[Excerpted records]
----

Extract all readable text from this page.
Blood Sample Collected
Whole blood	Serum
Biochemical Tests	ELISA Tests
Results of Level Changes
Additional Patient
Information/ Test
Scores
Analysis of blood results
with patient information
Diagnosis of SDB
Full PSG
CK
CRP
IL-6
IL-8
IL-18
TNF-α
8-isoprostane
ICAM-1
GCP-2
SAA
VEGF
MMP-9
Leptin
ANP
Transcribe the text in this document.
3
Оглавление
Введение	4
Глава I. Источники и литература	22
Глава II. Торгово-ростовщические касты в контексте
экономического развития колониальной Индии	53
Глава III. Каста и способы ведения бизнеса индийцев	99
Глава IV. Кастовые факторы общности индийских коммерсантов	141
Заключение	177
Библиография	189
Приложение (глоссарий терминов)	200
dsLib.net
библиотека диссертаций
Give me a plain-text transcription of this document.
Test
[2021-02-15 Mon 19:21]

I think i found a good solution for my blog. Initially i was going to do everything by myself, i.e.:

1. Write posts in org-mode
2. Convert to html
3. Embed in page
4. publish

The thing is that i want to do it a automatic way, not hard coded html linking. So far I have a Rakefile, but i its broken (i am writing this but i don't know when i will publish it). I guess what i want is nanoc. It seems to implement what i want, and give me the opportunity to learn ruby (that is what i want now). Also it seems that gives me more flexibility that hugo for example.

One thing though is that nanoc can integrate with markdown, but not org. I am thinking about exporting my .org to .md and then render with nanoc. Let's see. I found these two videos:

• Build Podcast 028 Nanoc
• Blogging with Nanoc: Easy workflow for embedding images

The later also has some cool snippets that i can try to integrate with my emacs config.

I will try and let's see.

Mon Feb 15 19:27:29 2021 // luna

----

[Task prompt] The records above are to be repeated exactly, in their entirety.

[Answer for the task]
Extract all readable text from this page.
Blood Sample Collected
Whole blood	Serum
Biochemical Tests	ELISA Tests
Results of Level Changes
Additional Patient
Information/ Test
Scores
Analysis of blood results
with patient information
Diagnosis of SDB
Full PSG
CK
CRP
IL-6
IL-8
IL-18
TNF-α
8-isoprostane
ICAM-1
GCP-2
SAA
VEGF
MMP-9
Leptin
ANP
Transcribe the text in this document.
3
Оглавление
Введение	4
Глава I. Источники и литература	22
Глава II. Торгово-ростовщические касты в контексте
экономического развития колониальной Индии	53
Глава III. Каста и способы ведения бизнеса индийцев	99
Глава IV. Кастовые факторы общности индийских коммерсантов	141
Заключение	177
Библиография	189
Приложение (глоссарий терминов)	200
dsLib.net
библиотека диссертаций
Give me a plain-text transcription of this document.
Test
[2021-02-15 Mon 19:21]

I think i found a good solution for my blog. Initially i was going to do everything by myself, i.e.:

1. Write posts in org-mode
2. Convert to html
3. Embed in page
4. publish

The thing is that i want to do it a automatic way, not hard coded html linking. So far I have a Rakefile, but i its broken (i am writing this but i don't know when i will publish it). I guess what i want is nanoc. It seems to implement what i want, and give me the opportunity to learn ruby (that is what i want now). Also it seems that gives me more flexibility that hugo for example.

One thing though is that nanoc can integrate with markdown, but not org. I am thinking about exporting my .org to .md and then render with nanoc. Let's see. I found these two videos:

• Build Podcast 028 Nanoc
• Blogging with Nanoc: Easy workflow for embedding images

The later also has some cool snippets that i can try to integrate with my emacs config.

I will try and let's see.

Mon Feb 15 19:27:29 2021 // luna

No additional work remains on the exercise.